In the entries below, find the line with "Extract the structured" and the line with "Enumerate this screenshot's", then retype both and everything between them exactly. Do not copy the pictures.

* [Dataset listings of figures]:
——

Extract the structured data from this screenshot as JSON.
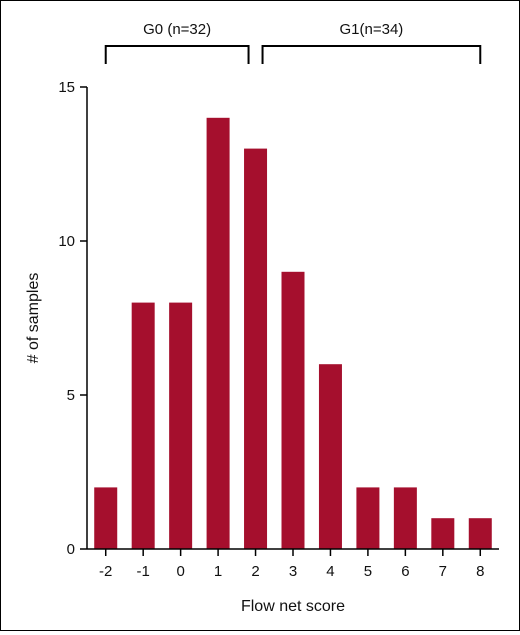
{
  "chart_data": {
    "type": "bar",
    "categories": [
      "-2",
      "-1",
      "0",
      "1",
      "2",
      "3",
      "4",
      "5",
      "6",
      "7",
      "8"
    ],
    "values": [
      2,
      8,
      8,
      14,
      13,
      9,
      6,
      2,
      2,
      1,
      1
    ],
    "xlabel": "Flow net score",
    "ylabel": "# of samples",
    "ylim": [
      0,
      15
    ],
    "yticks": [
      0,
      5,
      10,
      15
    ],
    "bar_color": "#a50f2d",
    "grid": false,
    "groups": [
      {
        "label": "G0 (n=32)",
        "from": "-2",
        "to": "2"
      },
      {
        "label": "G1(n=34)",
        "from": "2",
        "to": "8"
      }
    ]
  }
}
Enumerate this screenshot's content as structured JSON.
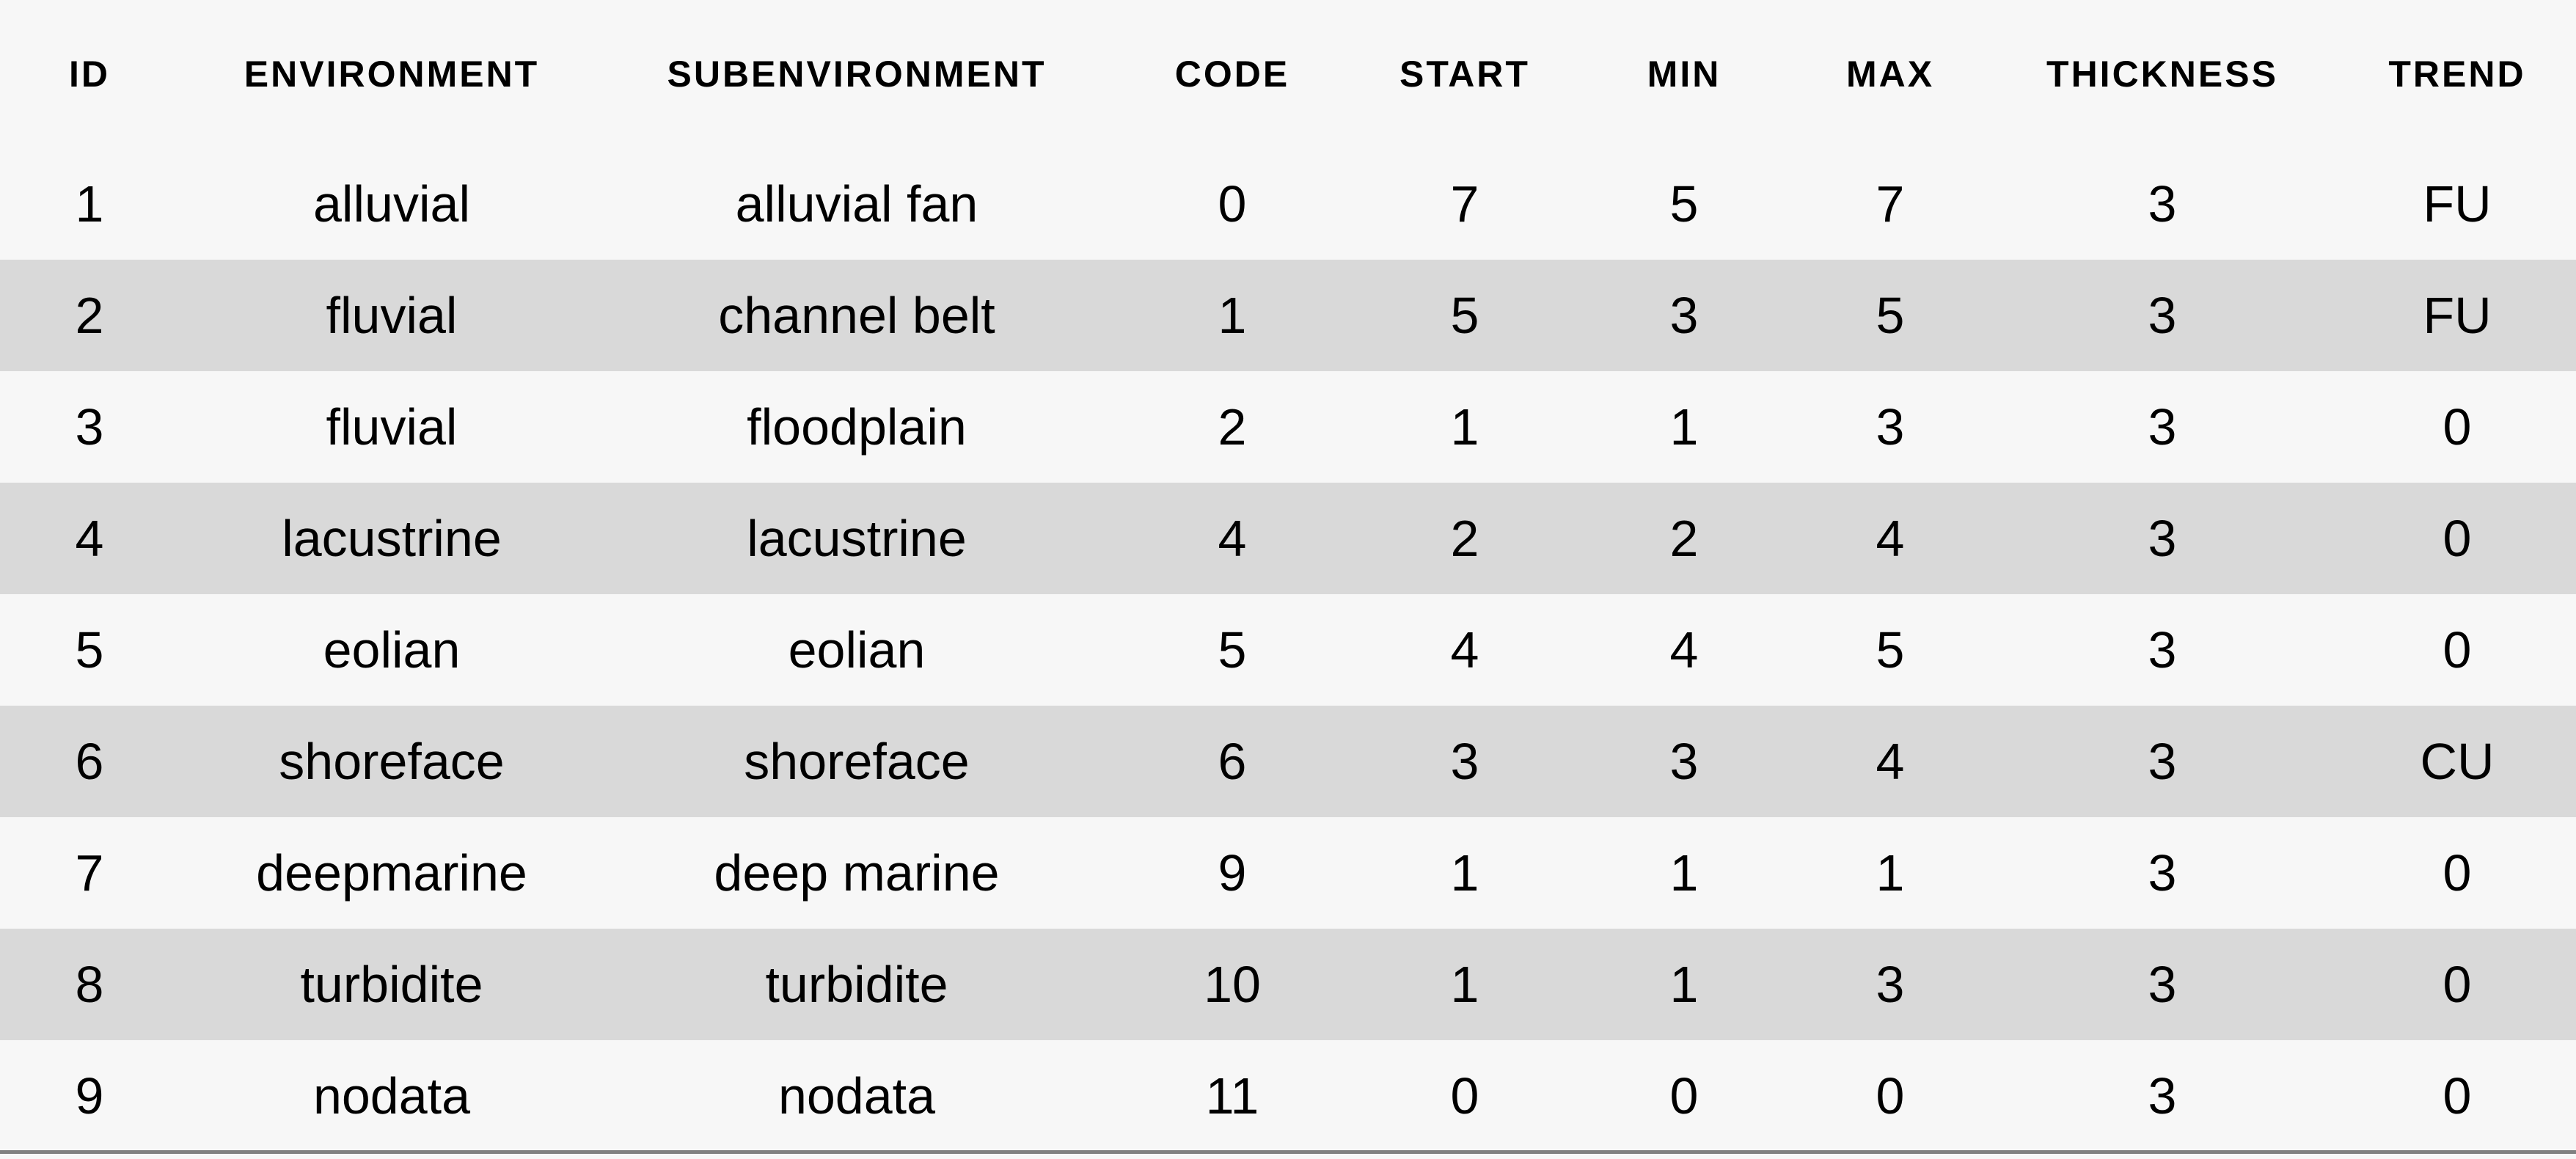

——

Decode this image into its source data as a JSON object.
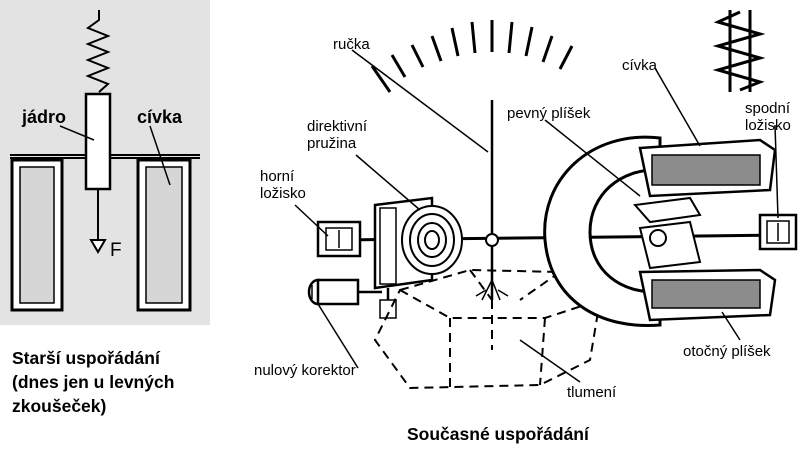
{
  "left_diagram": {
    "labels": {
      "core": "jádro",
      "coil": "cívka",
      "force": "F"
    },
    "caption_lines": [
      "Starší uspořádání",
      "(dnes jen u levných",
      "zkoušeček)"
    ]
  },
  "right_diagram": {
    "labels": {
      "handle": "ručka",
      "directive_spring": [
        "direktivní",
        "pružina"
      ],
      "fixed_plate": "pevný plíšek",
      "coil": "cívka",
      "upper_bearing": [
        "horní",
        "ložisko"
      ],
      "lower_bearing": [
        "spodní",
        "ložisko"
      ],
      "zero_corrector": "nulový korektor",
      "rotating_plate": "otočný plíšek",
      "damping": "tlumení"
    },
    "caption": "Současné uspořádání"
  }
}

——

* [ANSWER TO THE PROBLEM]:
Extract the structured data from this screenshot as JSON.
{
  "chart_data": {
    "type": "bar",
    "categories": [
      "-2",
      "-1",
      "0",
      "1",
      "2",
      "3",
      "4",
      "5",
      "6",
      "7",
      "8"
    ],
    "values": [
      2,
      8,
      8,
      14,
      13,
      9,
      6,
      2,
      2,
      1,
      1
    ],
    "xlabel": "Flow net score",
    "ylabel": "# of samples",
    "ylim": [
      0,
      15
    ],
    "yticks": [
      0,
      5,
      10,
      15
    ],
    "bar_color": "#a50f2d",
    "grid": false,
    "groups": [
      {
        "label": "G0 (n=32)",
        "from": "-2",
        "to": "2"
      },
      {
        "label": "G1(n=34)",
        "from": "2",
        "to": "8"
      }
    ]
  }
}
Enumerate this screenshot's content as structured JSON.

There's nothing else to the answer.